→ Task directions: Copy the records word for word, from the start of the records through the line that contains "The fourth straight".

Stored records
"""
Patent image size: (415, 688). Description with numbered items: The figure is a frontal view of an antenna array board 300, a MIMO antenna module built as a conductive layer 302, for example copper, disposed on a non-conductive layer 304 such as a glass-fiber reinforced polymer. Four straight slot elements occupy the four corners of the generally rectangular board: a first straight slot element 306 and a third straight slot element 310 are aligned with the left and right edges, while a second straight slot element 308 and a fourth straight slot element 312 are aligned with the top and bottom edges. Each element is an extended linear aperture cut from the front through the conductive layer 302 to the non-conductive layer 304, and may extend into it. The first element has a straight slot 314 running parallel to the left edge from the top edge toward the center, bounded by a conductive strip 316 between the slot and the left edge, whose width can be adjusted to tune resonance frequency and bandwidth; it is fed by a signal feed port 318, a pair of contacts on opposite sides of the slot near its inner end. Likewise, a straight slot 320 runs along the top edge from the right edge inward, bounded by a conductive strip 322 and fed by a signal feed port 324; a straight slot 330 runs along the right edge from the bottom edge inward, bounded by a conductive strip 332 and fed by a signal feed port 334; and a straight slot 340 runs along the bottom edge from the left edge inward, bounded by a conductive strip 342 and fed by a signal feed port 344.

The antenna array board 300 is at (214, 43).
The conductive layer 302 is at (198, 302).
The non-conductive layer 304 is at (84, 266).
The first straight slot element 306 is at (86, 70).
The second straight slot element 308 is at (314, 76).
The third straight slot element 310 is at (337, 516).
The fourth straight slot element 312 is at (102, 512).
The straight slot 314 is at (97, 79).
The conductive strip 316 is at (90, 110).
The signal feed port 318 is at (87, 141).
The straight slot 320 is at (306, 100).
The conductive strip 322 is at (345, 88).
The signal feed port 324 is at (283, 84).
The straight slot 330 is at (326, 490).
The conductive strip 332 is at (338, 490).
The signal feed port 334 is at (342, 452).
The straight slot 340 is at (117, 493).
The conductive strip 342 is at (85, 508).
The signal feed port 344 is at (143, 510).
"""
→ Answer to this problem:
Patent image size: (415, 688). Description with numbered items: The figure is a frontal view of an antenna array board 300, a MIMO antenna module built as a conductive layer 302, for example copper, disposed on a non-conductive layer 304 such as a glass-fiber reinforced polymer. Four straight slot elements occupy the four corners of the generally rectangular board: a first straight slot element 306 and a third straight slot element 310 are aligned with the left and right edges, while a second straight slot element 308 and a fourth straight slot element 312 are aligned with the top and bottom edges. Each element is an extended linear aperture cut from the front through the conductive layer 302 to the non-conductive layer 304, and may extend into it. The first element has a straight slot 314 running parallel to the left edge from the top edge toward the center, bounded by a conductive strip 316 between the slot and the left edge, whose width can be adjusted to tune resonance frequency and bandwidth; it is fed by a signal feed port 318, a pair of contacts on opposite sides of the slot near its inner end. Likewise, a straight slot 320 runs along the top edge from the right edge inward, bounded by a conductive strip 322 and fed by a signal feed port 324; a straight slot 330 runs along the right edge from the bottom edge inward, bounded by a conductive strip 332 and fed by a signal feed port 334; and a straight slot 340 runs along the bottom edge from the left edge inward, bounded by a conductive strip 342 and fed by a signal feed port 344.

The antenna array board 300 is at (214, 43).
The conductive layer 302 is at (198, 302).
The non-conductive layer 304 is at (84, 266).
The first straight slot element 306 is at (86, 70).
The second straight slot element 308 is at (314, 76).
The third straight slot element 310 is at (337, 516).
The fourth straight slot element 312 is at (102, 512).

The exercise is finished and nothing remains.